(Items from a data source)
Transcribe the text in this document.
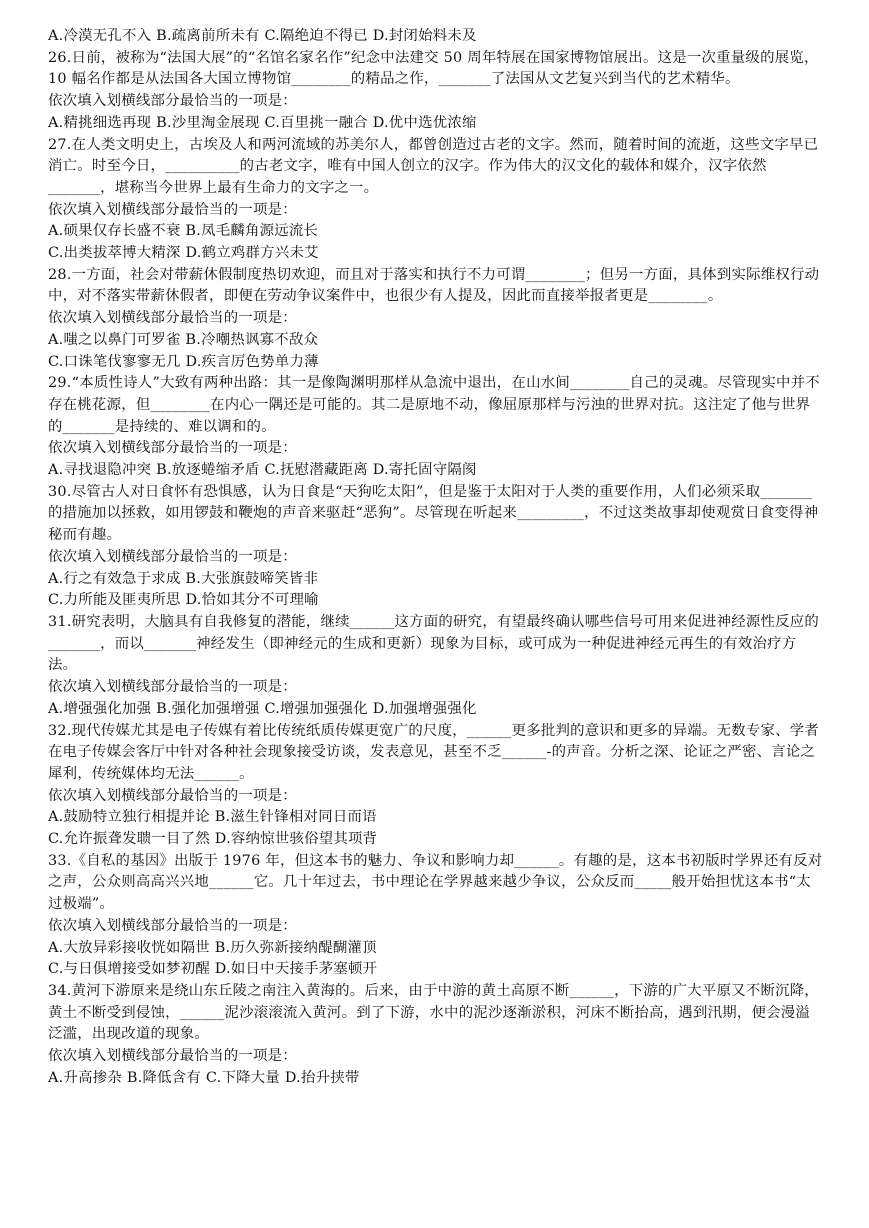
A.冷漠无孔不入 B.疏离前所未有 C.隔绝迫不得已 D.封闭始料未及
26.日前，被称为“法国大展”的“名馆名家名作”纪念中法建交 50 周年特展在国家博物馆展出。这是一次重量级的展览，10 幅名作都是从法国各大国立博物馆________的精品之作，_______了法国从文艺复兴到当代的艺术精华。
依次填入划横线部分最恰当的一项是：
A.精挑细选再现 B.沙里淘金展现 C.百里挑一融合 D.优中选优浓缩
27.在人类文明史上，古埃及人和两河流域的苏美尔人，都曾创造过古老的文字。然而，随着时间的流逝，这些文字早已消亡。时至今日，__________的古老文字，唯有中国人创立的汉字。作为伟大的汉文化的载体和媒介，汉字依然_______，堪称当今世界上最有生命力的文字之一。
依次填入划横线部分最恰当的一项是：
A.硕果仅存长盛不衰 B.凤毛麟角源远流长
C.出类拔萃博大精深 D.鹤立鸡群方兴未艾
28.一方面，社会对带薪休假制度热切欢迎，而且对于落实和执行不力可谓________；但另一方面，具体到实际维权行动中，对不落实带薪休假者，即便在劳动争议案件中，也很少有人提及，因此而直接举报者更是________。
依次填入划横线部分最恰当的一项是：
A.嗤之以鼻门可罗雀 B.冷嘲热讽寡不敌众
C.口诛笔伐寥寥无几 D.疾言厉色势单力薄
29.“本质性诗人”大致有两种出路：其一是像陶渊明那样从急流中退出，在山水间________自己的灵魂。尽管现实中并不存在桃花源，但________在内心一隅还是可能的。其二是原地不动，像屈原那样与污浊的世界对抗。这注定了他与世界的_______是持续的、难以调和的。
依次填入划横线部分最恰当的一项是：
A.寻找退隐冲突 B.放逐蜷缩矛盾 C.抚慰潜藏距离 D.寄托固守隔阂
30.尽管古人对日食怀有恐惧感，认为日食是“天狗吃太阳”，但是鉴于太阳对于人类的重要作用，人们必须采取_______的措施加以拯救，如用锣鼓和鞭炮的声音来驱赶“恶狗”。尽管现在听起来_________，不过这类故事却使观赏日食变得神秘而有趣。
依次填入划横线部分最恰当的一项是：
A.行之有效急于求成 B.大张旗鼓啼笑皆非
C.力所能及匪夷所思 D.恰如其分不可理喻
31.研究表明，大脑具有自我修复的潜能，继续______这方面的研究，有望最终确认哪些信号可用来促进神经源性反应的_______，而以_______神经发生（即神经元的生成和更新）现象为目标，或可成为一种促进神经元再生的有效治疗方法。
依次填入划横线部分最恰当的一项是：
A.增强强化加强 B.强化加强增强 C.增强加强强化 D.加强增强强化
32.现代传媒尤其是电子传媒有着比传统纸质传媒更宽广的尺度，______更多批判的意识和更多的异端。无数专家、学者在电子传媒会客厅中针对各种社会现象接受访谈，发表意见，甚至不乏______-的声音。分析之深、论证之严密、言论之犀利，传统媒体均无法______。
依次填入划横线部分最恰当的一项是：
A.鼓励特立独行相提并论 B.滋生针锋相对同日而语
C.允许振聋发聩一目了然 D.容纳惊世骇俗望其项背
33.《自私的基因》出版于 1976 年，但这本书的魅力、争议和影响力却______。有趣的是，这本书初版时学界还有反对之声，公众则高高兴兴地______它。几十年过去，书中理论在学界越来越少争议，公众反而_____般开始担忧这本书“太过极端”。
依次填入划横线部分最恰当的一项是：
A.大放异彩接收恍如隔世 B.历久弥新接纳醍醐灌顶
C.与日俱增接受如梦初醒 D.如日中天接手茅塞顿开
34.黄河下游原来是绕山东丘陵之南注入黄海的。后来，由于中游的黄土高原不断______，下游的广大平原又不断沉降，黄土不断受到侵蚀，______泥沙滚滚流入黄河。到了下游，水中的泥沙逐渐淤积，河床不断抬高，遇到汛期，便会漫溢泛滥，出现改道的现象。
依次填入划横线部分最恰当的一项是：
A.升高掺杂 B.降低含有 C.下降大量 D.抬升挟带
==
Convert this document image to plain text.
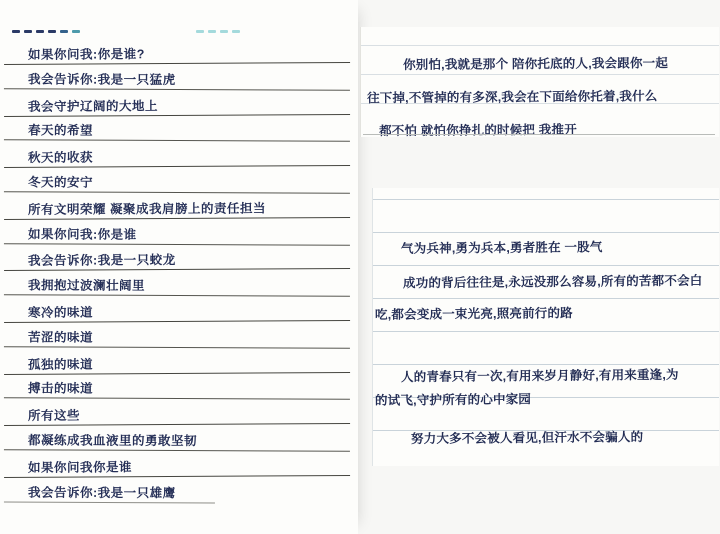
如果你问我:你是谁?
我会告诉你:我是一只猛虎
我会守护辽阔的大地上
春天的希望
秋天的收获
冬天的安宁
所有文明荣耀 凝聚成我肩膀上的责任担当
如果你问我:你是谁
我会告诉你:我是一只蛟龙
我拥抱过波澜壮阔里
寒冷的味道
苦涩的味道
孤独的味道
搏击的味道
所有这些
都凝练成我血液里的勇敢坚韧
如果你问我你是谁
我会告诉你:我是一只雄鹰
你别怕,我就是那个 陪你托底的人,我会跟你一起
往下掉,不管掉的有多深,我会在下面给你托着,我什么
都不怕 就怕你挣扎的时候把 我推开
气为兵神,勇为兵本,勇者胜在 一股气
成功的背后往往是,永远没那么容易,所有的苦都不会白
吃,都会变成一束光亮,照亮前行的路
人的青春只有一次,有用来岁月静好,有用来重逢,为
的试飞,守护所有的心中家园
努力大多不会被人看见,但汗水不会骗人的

REQUIRED WORK
Look through the listing above. Pick out each line with "我会告诉你" and copy it.

FULL OUTPUT
我会告诉你:我是一只猛虎
我会告诉你:我是一只蛟龙
我会告诉你:我是一只雄鹰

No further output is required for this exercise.